═══ Extracted records
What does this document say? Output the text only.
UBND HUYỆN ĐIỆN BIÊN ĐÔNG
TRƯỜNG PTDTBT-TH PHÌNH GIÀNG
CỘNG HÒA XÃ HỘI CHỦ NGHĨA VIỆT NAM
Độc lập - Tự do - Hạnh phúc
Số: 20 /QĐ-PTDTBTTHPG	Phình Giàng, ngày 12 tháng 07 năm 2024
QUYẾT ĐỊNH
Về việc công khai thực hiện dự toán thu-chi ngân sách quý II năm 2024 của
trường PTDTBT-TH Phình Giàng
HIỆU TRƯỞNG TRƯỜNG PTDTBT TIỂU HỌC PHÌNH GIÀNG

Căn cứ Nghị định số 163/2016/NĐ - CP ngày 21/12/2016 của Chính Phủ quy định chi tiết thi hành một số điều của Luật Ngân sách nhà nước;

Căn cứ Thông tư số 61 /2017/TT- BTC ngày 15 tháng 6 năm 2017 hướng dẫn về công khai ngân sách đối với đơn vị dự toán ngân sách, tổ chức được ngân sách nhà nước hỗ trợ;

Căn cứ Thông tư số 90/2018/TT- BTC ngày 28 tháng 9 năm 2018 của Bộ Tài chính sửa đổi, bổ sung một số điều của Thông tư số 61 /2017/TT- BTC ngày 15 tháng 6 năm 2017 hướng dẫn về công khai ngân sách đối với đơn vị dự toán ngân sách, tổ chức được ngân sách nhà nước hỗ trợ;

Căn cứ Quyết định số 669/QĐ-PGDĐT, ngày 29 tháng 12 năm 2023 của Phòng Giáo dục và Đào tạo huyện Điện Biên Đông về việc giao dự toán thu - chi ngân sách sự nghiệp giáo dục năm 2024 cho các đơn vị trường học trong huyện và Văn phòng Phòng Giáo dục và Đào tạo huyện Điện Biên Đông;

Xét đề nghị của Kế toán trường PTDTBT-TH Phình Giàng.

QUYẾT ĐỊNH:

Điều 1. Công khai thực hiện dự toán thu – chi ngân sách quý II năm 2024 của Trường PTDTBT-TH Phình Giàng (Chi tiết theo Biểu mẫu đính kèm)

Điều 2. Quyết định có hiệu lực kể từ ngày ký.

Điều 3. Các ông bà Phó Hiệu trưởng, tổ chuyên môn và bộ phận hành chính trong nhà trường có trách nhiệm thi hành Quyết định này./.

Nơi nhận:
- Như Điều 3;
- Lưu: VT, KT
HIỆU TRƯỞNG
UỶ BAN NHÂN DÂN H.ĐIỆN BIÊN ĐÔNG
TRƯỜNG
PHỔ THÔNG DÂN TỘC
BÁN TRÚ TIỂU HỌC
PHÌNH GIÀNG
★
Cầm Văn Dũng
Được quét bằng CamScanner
══════
Your task is to list each line of the records with the word "trong".

(Answer to this exercise)
Căn cứ Quyết định số 669/QĐ-PGDĐT, ngày 29 tháng 12 năm 2023 của Phòng Giáo dục và Đào tạo huyện Điện Biên Đông về việc giao dự toán thu - chi ngân sách sự nghiệp giáo dục năm 2024 cho các đơn vị trường học trong huyện và Văn phòng Phòng Giáo dục và Đào tạo huyện Điện Biên Đông;
Điều 3. Các ông bà Phó Hiệu trưởng, tổ chuyên môn và bộ phận hành chính trong nhà trường có trách nhiệm thi hành Quyết định này./.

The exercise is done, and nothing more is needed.